* _Collected data entries_:

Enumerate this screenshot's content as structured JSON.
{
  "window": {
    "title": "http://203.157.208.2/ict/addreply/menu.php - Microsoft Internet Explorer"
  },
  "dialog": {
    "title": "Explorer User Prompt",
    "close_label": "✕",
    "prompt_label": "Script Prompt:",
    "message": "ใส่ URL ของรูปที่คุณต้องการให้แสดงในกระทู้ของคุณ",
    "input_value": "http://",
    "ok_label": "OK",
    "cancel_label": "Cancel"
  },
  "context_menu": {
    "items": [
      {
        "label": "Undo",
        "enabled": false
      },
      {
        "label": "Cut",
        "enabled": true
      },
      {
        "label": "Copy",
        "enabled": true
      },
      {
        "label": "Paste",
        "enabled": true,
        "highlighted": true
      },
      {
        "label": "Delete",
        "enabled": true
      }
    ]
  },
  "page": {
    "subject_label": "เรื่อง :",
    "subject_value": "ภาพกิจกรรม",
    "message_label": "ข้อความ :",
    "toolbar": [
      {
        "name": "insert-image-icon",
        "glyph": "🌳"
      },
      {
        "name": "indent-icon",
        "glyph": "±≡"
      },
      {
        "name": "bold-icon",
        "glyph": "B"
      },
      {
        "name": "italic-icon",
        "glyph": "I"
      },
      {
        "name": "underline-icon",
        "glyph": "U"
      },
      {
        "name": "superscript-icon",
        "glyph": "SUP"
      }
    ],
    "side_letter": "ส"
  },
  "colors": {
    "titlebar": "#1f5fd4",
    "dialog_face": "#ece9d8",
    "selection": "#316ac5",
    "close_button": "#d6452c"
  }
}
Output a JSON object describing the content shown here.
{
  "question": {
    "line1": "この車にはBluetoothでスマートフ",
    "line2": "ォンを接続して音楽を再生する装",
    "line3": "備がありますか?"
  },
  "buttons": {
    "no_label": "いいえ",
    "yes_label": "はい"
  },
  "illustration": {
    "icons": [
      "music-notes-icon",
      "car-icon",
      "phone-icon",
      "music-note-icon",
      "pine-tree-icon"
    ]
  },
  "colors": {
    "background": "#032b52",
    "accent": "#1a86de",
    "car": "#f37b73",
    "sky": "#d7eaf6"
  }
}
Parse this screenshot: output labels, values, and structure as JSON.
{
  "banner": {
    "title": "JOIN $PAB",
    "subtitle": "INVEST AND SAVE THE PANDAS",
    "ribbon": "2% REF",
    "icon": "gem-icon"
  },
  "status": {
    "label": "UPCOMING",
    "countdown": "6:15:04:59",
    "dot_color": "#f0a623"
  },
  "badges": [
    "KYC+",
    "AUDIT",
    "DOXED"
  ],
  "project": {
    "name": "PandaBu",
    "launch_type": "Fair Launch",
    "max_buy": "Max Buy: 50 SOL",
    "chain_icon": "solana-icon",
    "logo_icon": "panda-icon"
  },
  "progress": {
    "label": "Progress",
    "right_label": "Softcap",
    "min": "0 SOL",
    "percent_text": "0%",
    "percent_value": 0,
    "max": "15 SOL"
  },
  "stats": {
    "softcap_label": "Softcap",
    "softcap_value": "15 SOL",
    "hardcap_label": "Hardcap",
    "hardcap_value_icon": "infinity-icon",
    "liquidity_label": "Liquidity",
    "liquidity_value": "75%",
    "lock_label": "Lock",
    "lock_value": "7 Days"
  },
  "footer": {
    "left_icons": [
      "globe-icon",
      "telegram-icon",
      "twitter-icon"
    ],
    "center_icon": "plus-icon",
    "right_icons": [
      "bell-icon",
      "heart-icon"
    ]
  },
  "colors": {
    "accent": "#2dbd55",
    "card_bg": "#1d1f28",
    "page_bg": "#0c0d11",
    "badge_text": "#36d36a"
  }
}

* _TASK BRIEF_: All of the entries must be quoted exactly; please include each one.

* _TASK RESPONSE_:
Enumerate this screenshot's content as structured JSON.
{
  "window": {
    "title": "http://203.157.208.2/ict/addreply/menu.php - Microsoft Internet Explorer"
  },
  "dialog": {
    "title": "Explorer User Prompt",
    "close_label": "✕",
    "prompt_label": "Script Prompt:",
    "message": "ใส่ URL ของรูปที่คุณต้องการให้แสดงในกระทู้ของคุณ",
    "input_value": "http://",
    "ok_label": "OK",
    "cancel_label": "Cancel"
  },
  "context_menu": {
    "items": [
      {
        "label": "Undo",
        "enabled": false
      },
      {
        "label": "Cut",
        "enabled": true
      },
      {
        "label": "Copy",
        "enabled": true
      },
      {
        "label": "Paste",
        "enabled": true,
        "highlighted": true
      },
      {
        "label": "Delete",
        "enabled": true
      }
    ]
  },
  "page": {
    "subject_label": "เรื่อง :",
    "subject_value": "ภาพกิจกรรม",
    "message_label": "ข้อความ :",
    "toolbar": [
      {
        "name": "insert-image-icon",
        "glyph": "🌳"
      },
      {
        "name": "indent-icon",
        "glyph": "±≡"
      },
      {
        "name": "bold-icon",
        "glyph": "B"
      },
      {
        "name": "italic-icon",
        "glyph": "I"
      },
      {
        "name": "underline-icon",
        "glyph": "U"
      },
      {
        "name": "superscript-icon",
        "glyph": "SUP"
      }
    ],
    "side_letter": "ส"
  },
  "colors": {
    "titlebar": "#1f5fd4",
    "dialog_face": "#ece9d8",
    "selection": "#316ac5",
    "close_button": "#d6452c"
  }
}
Output a JSON object describing the content shown here.
{
  "question": {
    "line1": "この車にはBluetoothでスマートフ",
    "line2": "ォンを接続して音楽を再生する装",
    "line3": "備がありますか?"
  },
  "buttons": {
    "no_label": "いいえ",
    "yes_label": "はい"
  },
  "illustration": {
    "icons": [
      "music-notes-icon",
      "car-icon",
      "phone-icon",
      "music-note-icon",
      "pine-tree-icon"
    ]
  },
  "colors": {
    "background": "#032b52",
    "accent": "#1a86de",
    "car": "#f37b73",
    "sky": "#d7eaf6"
  }
}
Parse this screenshot: output labels, values, and structure as JSON.
{
  "banner": {
    "title": "JOIN $PAB",
    "subtitle": "INVEST AND SAVE THE PANDAS",
    "ribbon": "2% REF",
    "icon": "gem-icon"
  },
  "status": {
    "label": "UPCOMING",
    "countdown": "6:15:04:59",
    "dot_color": "#f0a623"
  },
  "badges": [
    "KYC+",
    "AUDIT",
    "DOXED"
  ],
  "project": {
    "name": "PandaBu",
    "launch_type": "Fair Launch",
    "max_buy": "Max Buy: 50 SOL",
    "chain_icon": "solana-icon",
    "logo_icon": "panda-icon"
  },
  "progress": {
    "label": "Progress",
    "right_label": "Softcap",
    "min": "0 SOL",
    "percent_text": "0%",
    "percent_value": 0,
    "max": "15 SOL"
  },
  "stats": {
    "softcap_label": "Softcap",
    "softcap_value": "15 SOL",
    "hardcap_label": "Hardcap",
    "hardcap_value_icon": "infinity-icon",
    "liquidity_label": "Liquidity",
    "liquidity_value": "75%",
    "lock_label": "Lock",
    "lock_value": "7 Days"
  },
  "footer": {
    "left_icons": [
      "globe-icon",
      "telegram-icon",
      "twitter-icon"
    ],
    "center_icon": "plus-icon",
    "right_icons": [
      "bell-icon",
      "heart-icon"
    ]
  },
  "colors": {
    "accent": "#2dbd55",
    "card_bg": "#1d1f28",
    "page_bg": "#0c0d11",
    "badge_text": "#36d36a"
  }
}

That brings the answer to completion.